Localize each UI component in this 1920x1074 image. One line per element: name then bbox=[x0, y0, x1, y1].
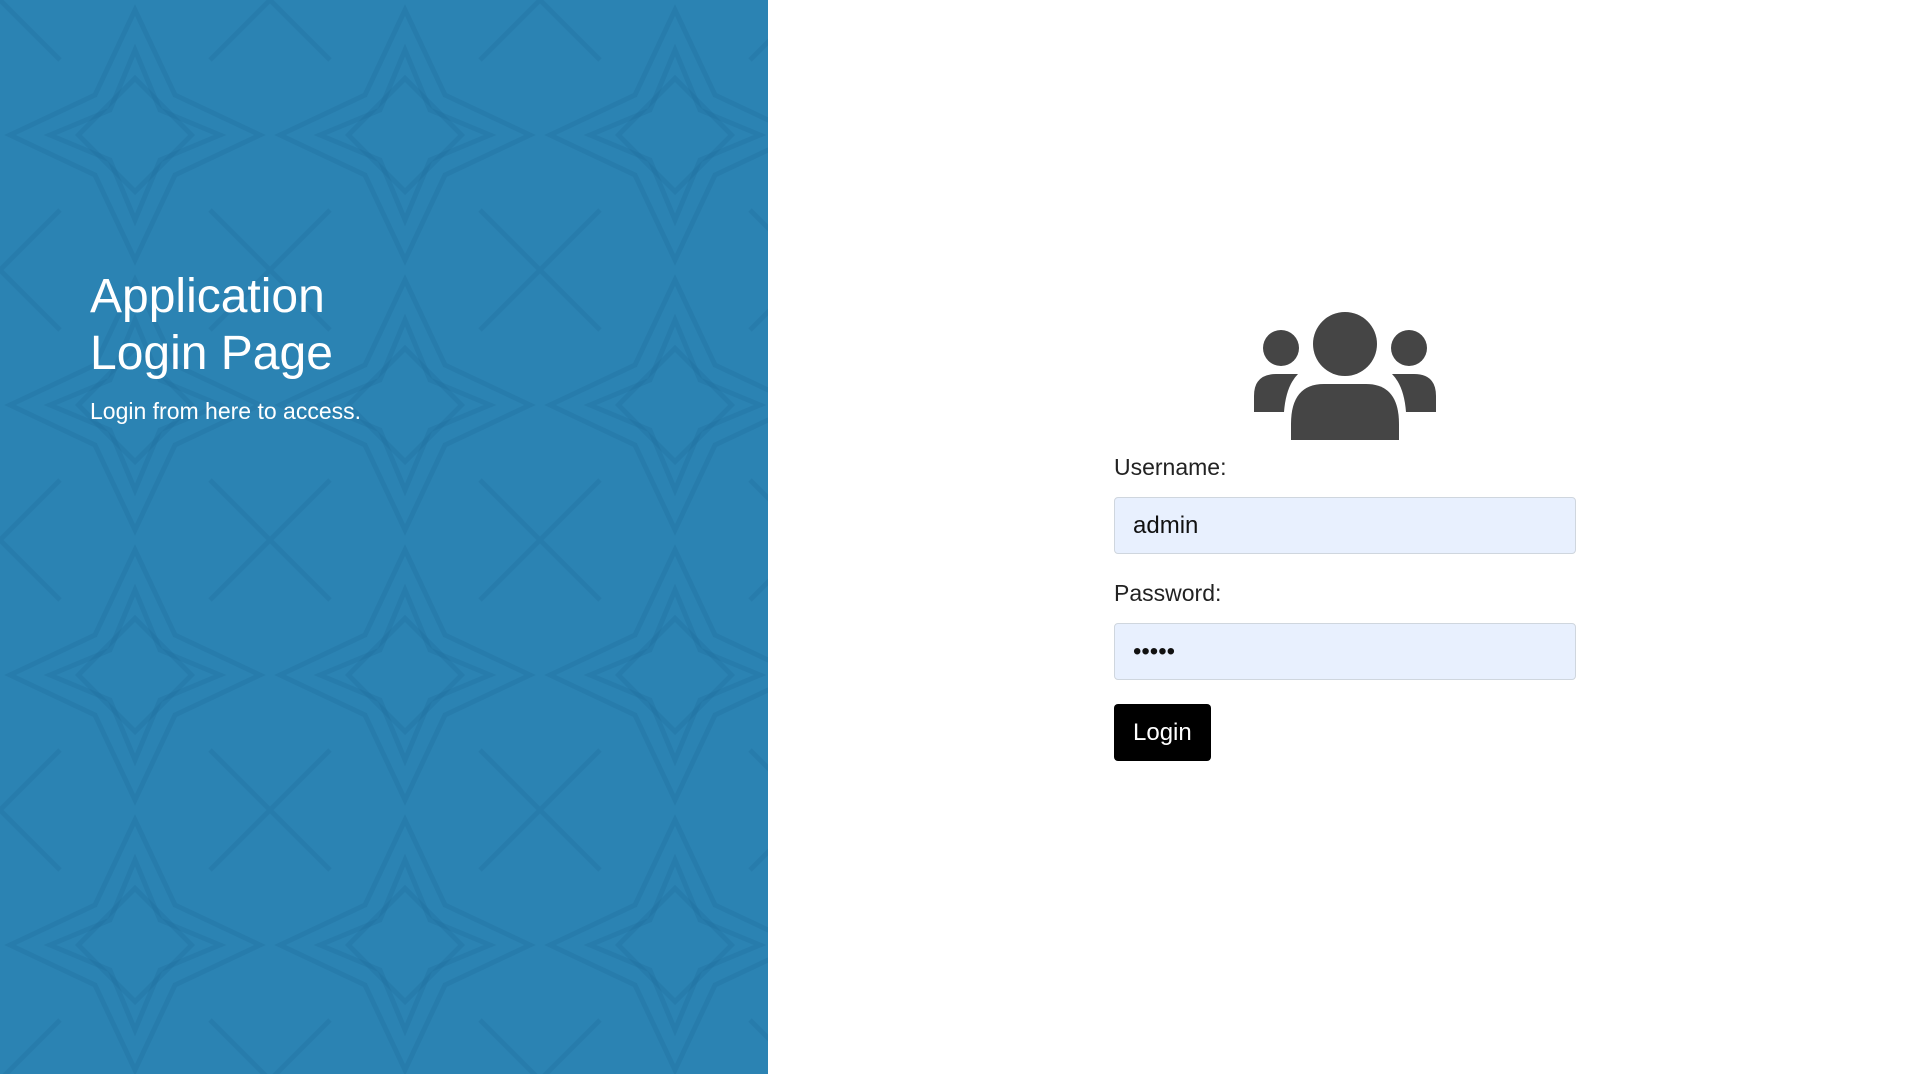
page-subtitle: Login from here to access. bbox=[90, 398, 362, 424]
login-panel: Username: Password: Login bbox=[768, 0, 1920, 1074]
username-input[interactable] bbox=[1114, 497, 1576, 554]
username-label: Username: bbox=[1114, 454, 1227, 480]
login-button[interactable]: Login bbox=[1114, 704, 1211, 761]
password-label: Password: bbox=[1114, 580, 1222, 606]
login-page: Application Login Page Login from here t… bbox=[0, 0, 1920, 1074]
password-input[interactable] bbox=[1114, 623, 1576, 680]
hero-text: Application Login Page Login from here t… bbox=[90, 268, 410, 425]
login-form: Username: Password: Login bbox=[1114, 312, 1576, 761]
page-title: Application Login Page bbox=[90, 270, 333, 380]
background-pattern bbox=[0, 0, 768, 1074]
branding-panel: Application Login Page Login from here t… bbox=[0, 0, 768, 1074]
users-icon bbox=[1254, 312, 1436, 440]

- _Set problem_
Reproduce every line of the records above word for word, leaving out the pictures.

- _Completed exercise_
Localize each UI component in this 1920x1074 image. One line per element: name then bbox=[x0, y0, x1, y1].
page-subtitle: Login from here to access. bbox=[90, 398, 362, 424]
login-panel: Username: Password: Login bbox=[768, 0, 1920, 1074]
username-input[interactable] bbox=[1114, 497, 1576, 554]
username-label: Username: bbox=[1114, 454, 1227, 480]
login-button[interactable]: Login bbox=[1114, 704, 1211, 761]
password-label: Password: bbox=[1114, 580, 1222, 606]
login-page: Application Login Page Login from here t… bbox=[0, 0, 1920, 1074]
password-input[interactable] bbox=[1114, 623, 1576, 680]
hero-text: Application Login Page Login from here t… bbox=[90, 268, 410, 425]
login-form: Username: Password: Login bbox=[1114, 312, 1576, 761]
page-title: Application Login Page bbox=[90, 270, 333, 380]
background-pattern bbox=[0, 0, 768, 1074]
branding-panel: Application Login Page Login from here t… bbox=[0, 0, 768, 1074]
users-icon bbox=[1254, 312, 1436, 440]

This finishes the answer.